:: Data supplied ::
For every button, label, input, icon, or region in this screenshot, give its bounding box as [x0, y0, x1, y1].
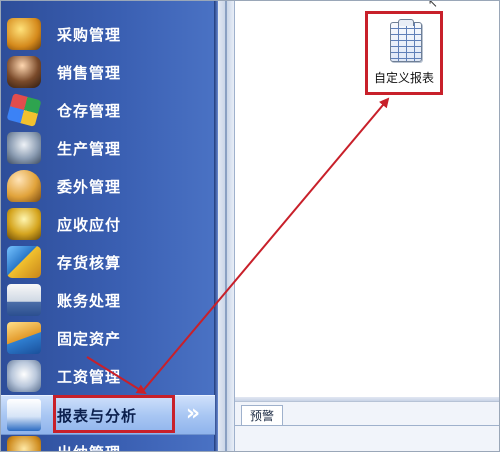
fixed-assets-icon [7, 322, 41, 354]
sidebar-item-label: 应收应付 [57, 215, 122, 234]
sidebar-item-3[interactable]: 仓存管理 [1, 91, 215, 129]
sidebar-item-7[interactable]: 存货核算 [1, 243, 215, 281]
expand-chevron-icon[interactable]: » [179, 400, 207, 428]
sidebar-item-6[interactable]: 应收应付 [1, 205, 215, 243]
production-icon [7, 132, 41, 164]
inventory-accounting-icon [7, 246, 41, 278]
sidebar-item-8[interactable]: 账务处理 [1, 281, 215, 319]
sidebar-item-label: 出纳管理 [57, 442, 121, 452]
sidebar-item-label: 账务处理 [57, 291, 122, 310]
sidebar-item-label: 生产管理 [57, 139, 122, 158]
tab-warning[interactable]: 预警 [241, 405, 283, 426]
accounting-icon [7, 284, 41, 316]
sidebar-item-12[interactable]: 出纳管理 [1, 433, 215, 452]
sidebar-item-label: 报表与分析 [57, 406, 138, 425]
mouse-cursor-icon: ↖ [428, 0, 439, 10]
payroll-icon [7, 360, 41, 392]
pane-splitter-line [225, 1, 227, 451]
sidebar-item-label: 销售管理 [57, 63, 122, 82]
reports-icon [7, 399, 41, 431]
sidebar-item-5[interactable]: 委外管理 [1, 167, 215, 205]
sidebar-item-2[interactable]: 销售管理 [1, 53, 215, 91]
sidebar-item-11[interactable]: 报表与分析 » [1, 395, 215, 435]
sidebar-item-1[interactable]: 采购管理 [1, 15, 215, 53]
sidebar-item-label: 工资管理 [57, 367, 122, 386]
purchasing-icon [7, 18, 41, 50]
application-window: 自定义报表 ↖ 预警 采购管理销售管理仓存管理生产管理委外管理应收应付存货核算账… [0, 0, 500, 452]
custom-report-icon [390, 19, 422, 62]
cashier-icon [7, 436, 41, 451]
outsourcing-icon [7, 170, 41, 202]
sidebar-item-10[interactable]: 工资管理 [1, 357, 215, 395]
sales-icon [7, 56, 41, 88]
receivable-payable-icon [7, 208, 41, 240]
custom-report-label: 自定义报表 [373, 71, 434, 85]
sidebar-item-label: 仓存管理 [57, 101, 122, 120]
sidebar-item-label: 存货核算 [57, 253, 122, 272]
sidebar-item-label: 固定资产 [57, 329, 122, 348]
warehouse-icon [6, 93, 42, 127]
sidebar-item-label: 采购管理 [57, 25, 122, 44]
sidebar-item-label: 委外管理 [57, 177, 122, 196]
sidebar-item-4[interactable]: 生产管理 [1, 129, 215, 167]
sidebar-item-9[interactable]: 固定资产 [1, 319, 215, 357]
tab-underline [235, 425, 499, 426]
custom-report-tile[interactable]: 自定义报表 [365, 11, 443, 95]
---
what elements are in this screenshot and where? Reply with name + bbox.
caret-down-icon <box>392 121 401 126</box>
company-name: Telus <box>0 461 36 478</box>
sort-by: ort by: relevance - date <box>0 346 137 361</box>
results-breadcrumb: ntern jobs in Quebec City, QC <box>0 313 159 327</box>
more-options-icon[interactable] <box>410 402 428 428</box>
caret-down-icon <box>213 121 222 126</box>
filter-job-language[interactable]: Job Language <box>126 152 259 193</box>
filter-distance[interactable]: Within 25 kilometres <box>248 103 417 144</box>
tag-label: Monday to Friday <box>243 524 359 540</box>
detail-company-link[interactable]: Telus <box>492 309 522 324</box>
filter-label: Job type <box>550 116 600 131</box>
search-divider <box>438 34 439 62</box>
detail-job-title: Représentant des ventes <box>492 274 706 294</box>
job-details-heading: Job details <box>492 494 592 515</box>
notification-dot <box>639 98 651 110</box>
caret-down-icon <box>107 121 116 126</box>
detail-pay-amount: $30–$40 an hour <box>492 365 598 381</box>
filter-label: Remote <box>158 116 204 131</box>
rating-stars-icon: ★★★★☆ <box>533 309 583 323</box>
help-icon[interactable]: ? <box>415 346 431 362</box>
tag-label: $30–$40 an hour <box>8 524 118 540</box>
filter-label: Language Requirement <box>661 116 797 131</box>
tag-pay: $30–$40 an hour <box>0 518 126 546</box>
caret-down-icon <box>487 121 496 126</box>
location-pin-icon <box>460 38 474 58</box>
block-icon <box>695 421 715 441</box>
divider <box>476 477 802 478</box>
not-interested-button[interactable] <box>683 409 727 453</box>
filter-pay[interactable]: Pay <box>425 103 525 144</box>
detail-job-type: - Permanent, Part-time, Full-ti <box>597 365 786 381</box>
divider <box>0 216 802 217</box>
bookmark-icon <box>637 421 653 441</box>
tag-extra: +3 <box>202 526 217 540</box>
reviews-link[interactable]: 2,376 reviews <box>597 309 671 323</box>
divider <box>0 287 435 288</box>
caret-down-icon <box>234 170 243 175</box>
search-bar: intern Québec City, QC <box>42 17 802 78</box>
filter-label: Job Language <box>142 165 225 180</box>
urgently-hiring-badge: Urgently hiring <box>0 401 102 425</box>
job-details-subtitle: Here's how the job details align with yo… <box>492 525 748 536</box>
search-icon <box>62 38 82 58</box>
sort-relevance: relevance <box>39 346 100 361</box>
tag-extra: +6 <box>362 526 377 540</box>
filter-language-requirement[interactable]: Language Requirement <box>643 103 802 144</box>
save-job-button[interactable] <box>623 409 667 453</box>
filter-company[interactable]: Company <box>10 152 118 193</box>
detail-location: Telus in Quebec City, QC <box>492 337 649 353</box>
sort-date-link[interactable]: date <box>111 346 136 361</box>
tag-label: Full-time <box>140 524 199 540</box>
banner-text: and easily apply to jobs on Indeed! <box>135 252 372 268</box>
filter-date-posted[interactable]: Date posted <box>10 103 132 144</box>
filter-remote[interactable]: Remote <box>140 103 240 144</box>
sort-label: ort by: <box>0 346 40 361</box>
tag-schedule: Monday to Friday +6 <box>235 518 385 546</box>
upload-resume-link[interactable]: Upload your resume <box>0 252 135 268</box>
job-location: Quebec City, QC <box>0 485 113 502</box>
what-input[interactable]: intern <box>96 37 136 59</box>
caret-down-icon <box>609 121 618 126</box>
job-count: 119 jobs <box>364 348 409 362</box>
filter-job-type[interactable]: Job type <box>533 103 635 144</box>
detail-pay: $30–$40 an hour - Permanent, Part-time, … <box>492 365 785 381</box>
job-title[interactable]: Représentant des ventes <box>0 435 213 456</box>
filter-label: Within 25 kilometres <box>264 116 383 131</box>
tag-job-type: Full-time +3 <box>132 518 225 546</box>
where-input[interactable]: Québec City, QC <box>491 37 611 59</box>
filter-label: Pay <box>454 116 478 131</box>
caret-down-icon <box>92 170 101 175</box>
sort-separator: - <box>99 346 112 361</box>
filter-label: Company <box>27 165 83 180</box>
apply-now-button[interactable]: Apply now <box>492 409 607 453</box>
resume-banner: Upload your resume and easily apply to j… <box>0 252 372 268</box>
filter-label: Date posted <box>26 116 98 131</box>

:: Aim ::
Pull out every line of the records that contains the string "Upload". Case counts.

:: Solution to the problem ::
upload-resume-link[interactable]: Upload your resume <box>0 252 135 268</box>
resume-banner: Upload your resume and easily apply to j… <box>0 252 372 268</box>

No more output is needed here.